Saved data entries
────

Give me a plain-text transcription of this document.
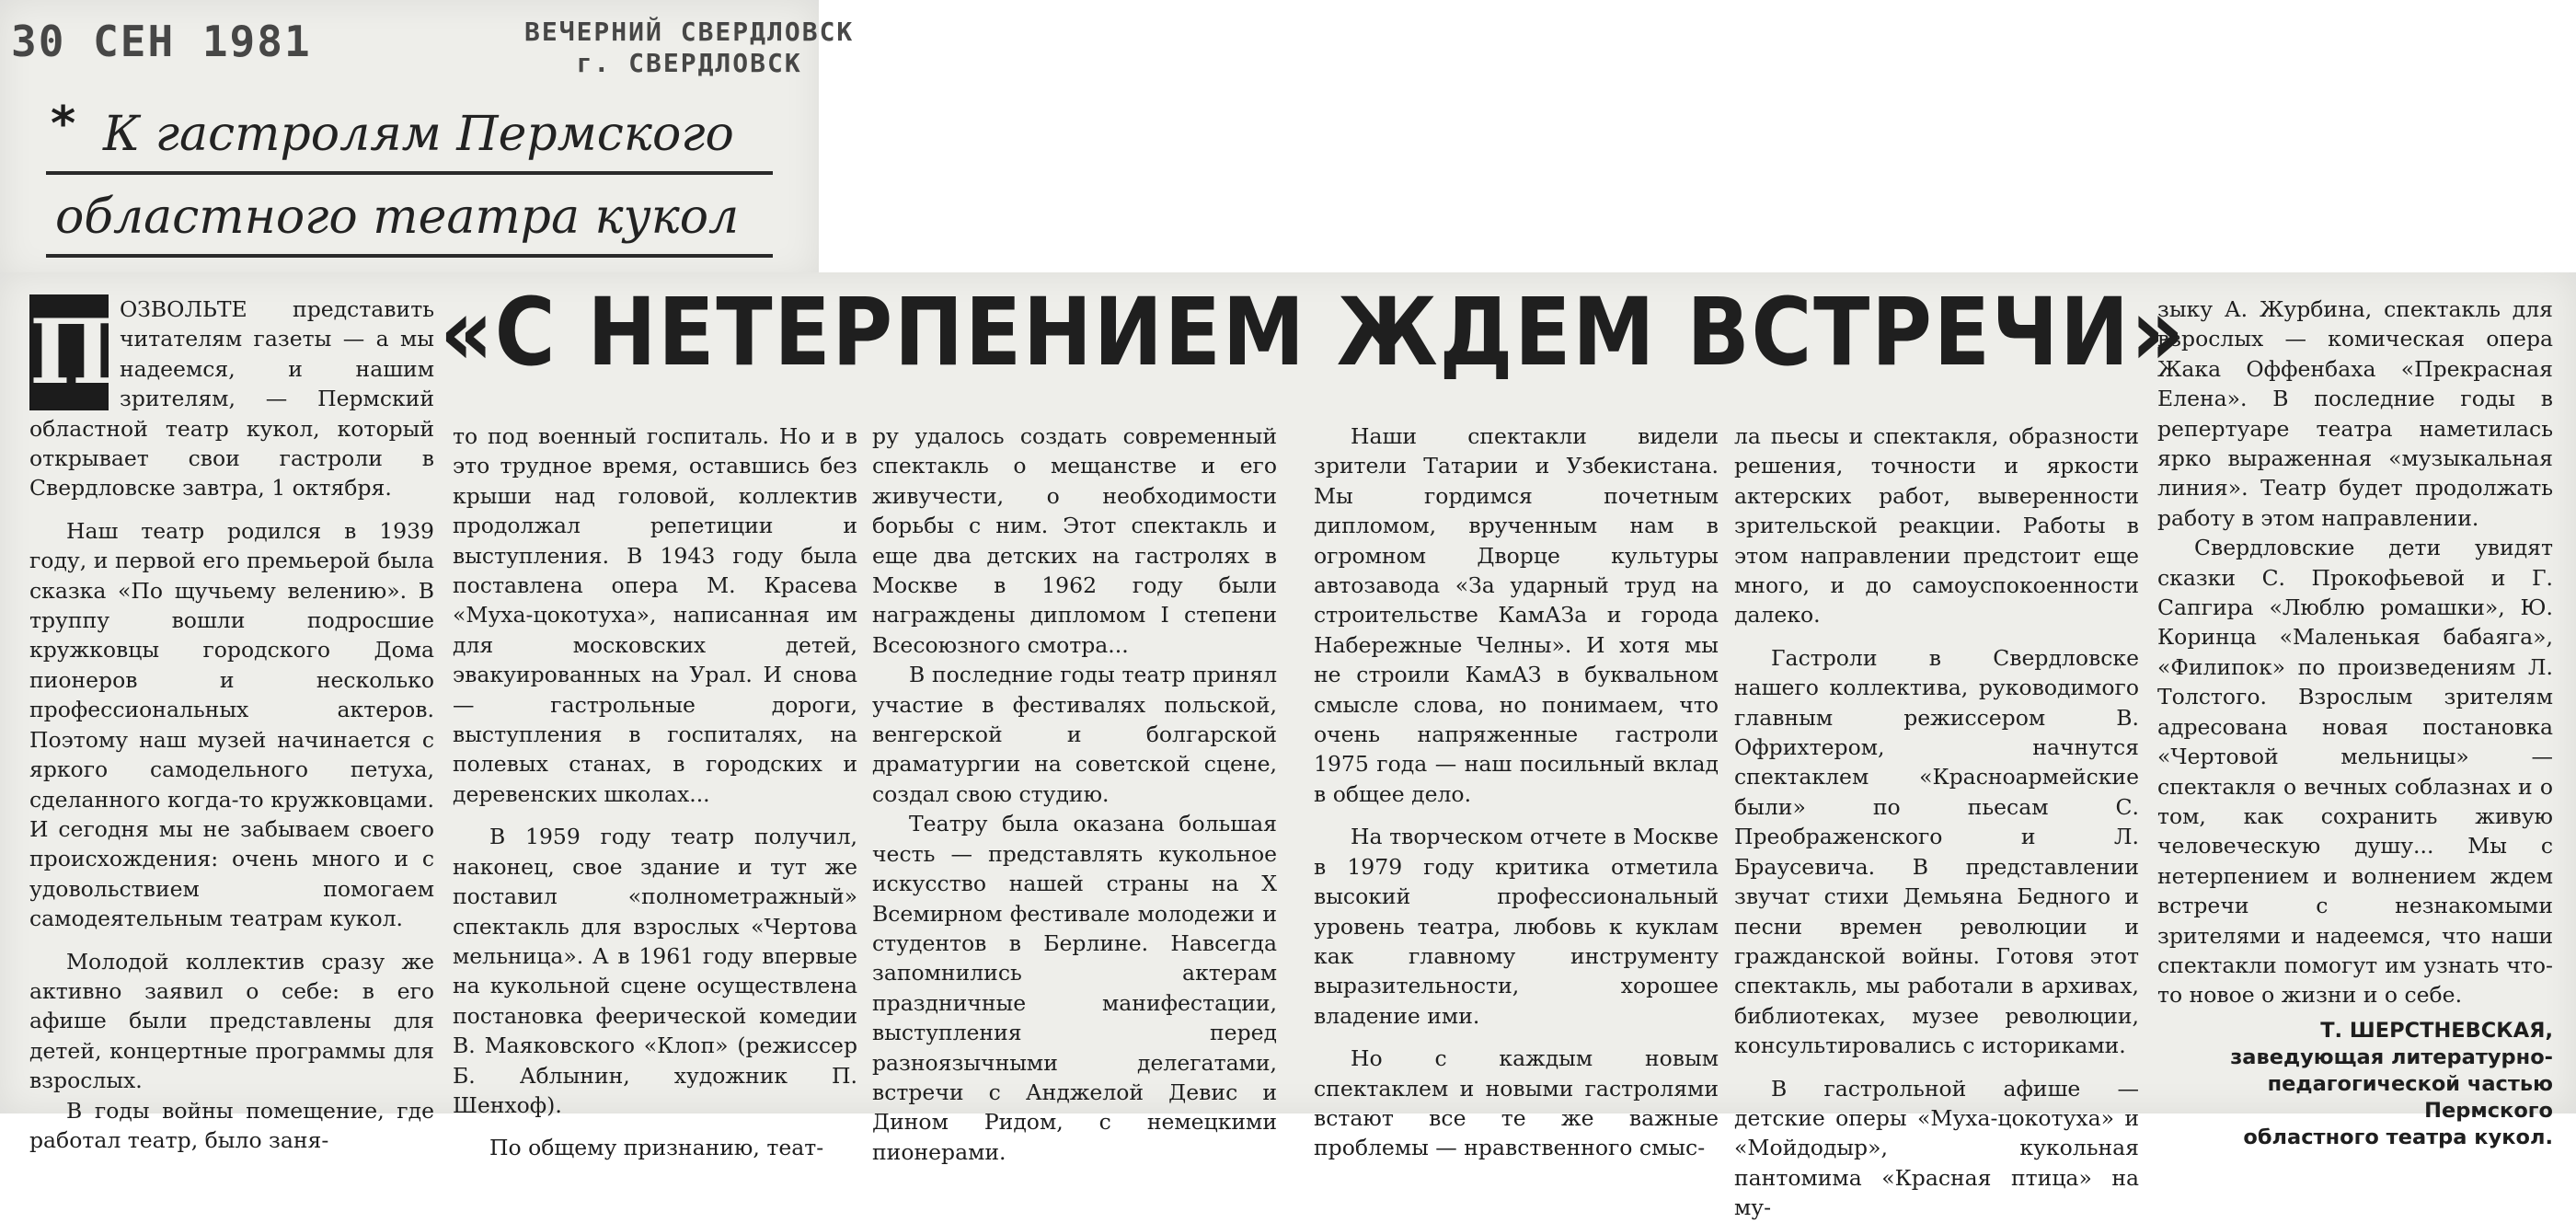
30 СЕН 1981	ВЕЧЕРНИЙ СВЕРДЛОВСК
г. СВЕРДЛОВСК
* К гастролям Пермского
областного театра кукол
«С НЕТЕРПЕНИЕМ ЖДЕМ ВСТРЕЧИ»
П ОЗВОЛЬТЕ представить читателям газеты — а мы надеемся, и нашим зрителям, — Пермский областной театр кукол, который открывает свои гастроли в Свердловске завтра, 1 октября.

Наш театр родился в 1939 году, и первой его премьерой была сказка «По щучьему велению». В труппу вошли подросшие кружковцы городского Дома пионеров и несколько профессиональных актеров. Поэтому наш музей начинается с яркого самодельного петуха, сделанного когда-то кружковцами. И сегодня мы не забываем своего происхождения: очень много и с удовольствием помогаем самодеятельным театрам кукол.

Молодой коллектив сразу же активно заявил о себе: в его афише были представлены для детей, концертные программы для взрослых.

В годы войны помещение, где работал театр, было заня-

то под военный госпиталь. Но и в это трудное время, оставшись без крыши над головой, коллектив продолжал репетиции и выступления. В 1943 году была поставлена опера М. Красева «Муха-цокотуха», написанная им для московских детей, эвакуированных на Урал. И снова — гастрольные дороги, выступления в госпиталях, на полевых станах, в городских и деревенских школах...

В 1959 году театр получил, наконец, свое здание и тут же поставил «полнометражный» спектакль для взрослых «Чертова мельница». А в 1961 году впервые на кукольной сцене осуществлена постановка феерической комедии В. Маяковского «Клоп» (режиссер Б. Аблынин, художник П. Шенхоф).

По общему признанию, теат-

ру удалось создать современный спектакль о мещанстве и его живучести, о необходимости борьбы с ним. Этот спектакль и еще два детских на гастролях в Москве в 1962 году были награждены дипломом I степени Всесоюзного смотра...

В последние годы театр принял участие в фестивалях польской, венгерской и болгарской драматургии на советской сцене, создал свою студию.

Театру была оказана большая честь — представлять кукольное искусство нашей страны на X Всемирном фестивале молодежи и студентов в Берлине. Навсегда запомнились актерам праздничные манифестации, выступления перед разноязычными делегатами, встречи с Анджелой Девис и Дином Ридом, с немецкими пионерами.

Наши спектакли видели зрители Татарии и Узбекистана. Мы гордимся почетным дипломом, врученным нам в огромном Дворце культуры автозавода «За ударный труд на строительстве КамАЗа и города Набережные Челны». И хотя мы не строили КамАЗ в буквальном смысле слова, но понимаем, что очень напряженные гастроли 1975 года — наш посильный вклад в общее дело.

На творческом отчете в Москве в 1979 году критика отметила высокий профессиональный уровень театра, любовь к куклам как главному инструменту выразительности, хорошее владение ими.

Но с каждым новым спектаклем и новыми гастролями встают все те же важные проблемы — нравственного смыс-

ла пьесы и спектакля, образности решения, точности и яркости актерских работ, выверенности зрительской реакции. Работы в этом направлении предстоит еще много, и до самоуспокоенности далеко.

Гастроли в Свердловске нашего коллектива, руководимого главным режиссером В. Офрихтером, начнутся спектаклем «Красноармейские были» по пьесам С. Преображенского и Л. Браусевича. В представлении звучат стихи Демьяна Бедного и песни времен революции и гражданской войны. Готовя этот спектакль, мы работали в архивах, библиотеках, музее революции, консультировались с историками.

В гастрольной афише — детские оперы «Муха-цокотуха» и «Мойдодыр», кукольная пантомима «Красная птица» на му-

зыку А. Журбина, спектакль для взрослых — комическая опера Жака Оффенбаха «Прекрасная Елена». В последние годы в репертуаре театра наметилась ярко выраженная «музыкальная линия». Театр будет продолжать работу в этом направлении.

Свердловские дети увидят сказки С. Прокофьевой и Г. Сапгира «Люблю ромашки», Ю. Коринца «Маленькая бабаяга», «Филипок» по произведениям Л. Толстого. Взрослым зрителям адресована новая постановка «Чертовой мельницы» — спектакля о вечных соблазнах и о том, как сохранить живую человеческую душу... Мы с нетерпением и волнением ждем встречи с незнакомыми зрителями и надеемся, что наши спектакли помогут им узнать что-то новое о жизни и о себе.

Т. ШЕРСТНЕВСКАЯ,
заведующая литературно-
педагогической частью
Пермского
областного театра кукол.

────

INSTRUCTION:
In your copy of the records, include no pictures; repeat everything else exactly.

SOLVED EXERCISE:
Give me a plain-text transcription of this document.
30 СЕН 1981	ВЕЧЕРНИЙ СВЕРДЛОВСК
г. СВЕРДЛОВСК
* К гастролям Пермского
областного театра кукол
«С НЕТЕРПЕНИЕМ ЖДЕМ ВСТРЕЧИ»
П ОЗВОЛЬТЕ представить читателям газеты — а мы надеемся, и нашим зрителям, — Пермский областной театр кукол, который открывает свои гастроли в Свердловске завтра, 1 октября.

Наш театр родился в 1939 году, и первой его премьерой была сказка «По щучьему велению». В труппу вошли подросшие кружковцы городского Дома пионеров и несколько профессиональных актеров. Поэтому наш музей начинается с яркого самодельного петуха, сделанного когда-то кружковцами. И сегодня мы не забываем своего происхождения: очень много и с удовольствием помогаем самодеятельным театрам кукол.

Молодой коллектив сразу же активно заявил о себе: в его афише были представлены для детей, концертные программы для взрослых.

В годы войны помещение, где работал театр, было заня-

то под военный госпиталь. Но и в это трудное время, оставшись без крыши над головой, коллектив продолжал репетиции и выступления. В 1943 году была поставлена опера М. Красева «Муха-цокотуха», написанная им для московских детей, эвакуированных на Урал. И снова — гастрольные дороги, выступления в госпиталях, на полевых станах, в городских и деревенских школах...

В 1959 году театр получил, наконец, свое здание и тут же поставил «полнометражный» спектакль для взрослых «Чертова мельница». А в 1961 году впервые на кукольной сцене осуществлена постановка феерической комедии В. Маяковского «Клоп» (режиссер Б. Аблынин, художник П. Шенхоф).

По общему признанию, теат-

ру удалось создать современный спектакль о мещанстве и его живучести, о необходимости борьбы с ним. Этот спектакль и еще два детских на гастролях в Москве в 1962 году были награждены дипломом I степени Всесоюзного смотра...

В последние годы театр принял участие в фестивалях польской, венгерской и болгарской драматургии на советской сцене, создал свою студию.

Театру была оказана большая честь — представлять кукольное искусство нашей страны на X Всемирном фестивале молодежи и студентов в Берлине. Навсегда запомнились актерам праздничные манифестации, выступления перед разноязычными делегатами, встречи с Анджелой Девис и Дином Ридом, с немецкими пионерами.

Наши спектакли видели зрители Татарии и Узбекистана. Мы гордимся почетным дипломом, врученным нам в огромном Дворце культуры автозавода «За ударный труд на строительстве КамАЗа и города Набережные Челны». И хотя мы не строили КамАЗ в буквальном смысле слова, но понимаем, что очень напряженные гастроли 1975 года — наш посильный вклад в общее дело.

На творческом отчете в Москве в 1979 году критика отметила высокий профессиональный уровень театра, любовь к куклам как главному инструменту выразительности, хорошее владение ими.

Но с каждым новым спектаклем и новыми гастролями встают все те же важные проблемы — нравственного смыс-

ла пьесы и спектакля, образности решения, точности и яркости актерских работ, выверенности зрительской реакции. Работы в этом направлении предстоит еще много, и до самоуспокоенности далеко.

Гастроли в Свердловске нашего коллектива, руководимого главным режиссером В. Офрихтером, начнутся спектаклем «Красноармейские были» по пьесам С. Преображенского и Л. Браусевича. В представлении звучат стихи Демьяна Бедного и песни времен революции и гражданской войны. Готовя этот спектакль, мы работали в архивах, библиотеках, музее революции, консультировались с историками.

В гастрольной афише — детские оперы «Муха-цокотуха» и «Мойдодыр», кукольная пантомима «Красная птица» на му-

зыку А. Журбина, спектакль для взрослых — комическая опера Жака Оффенбаха «Прекрасная Елена». В последние годы в репертуаре театра наметилась ярко выраженная «музыкальная линия». Театр будет продолжать работу в этом направлении.

Свердловские дети увидят сказки С. Прокофьевой и Г. Сапгира «Люблю ромашки», Ю. Коринца «Маленькая бабаяга», «Филипок» по произведениям Л. Толстого. Взрослым зрителям адресована новая постановка «Чертовой мельницы» — спектакля о вечных соблазнах и о том, как сохранить живую человеческую душу... Мы с нетерпением и волнением ждем встречи с незнакомыми зрителями и надеемся, что наши спектакли помогут им узнать что-то новое о жизни и о себе.

Т. ШЕРСТНЕВСКАЯ,
заведующая литературно-
педагогической частью
Пермского
областного театра кукол.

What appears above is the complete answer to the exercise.